◆ **Aim of the task**:
Would you pull out every line of the material that contains the string "description"?

-- BEGIN Stored records --

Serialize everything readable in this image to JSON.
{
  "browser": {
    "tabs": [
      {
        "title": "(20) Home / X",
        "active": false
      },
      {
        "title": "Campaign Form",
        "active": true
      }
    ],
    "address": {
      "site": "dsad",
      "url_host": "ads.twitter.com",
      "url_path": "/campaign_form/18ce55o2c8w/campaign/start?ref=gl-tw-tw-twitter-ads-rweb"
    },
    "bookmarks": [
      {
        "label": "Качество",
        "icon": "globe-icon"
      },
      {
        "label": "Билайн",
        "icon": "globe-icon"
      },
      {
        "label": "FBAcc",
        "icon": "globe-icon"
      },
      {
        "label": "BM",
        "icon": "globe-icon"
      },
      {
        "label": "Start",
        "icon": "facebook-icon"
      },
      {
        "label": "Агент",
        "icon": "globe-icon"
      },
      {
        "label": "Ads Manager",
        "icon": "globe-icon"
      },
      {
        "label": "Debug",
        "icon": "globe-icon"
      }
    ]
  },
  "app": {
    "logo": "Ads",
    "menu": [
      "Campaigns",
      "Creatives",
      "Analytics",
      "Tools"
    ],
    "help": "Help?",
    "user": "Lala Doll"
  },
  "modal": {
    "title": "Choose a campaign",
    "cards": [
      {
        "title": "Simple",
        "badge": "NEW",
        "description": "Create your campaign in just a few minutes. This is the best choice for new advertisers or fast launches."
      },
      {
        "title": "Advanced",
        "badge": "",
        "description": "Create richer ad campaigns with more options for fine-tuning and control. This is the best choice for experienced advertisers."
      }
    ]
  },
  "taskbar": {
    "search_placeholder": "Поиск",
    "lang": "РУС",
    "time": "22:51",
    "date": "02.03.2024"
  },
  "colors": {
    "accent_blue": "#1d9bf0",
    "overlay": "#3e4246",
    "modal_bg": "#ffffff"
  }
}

-- END Stored records --

◆ **Result**:
        "description": "Create your campaign in just a few minutes. This is the best choice for new advertisers or fast launches."
        "description": "Create richer ad campaigns with more options for fine-tuning and control. This is the best choice for experienced advertisers."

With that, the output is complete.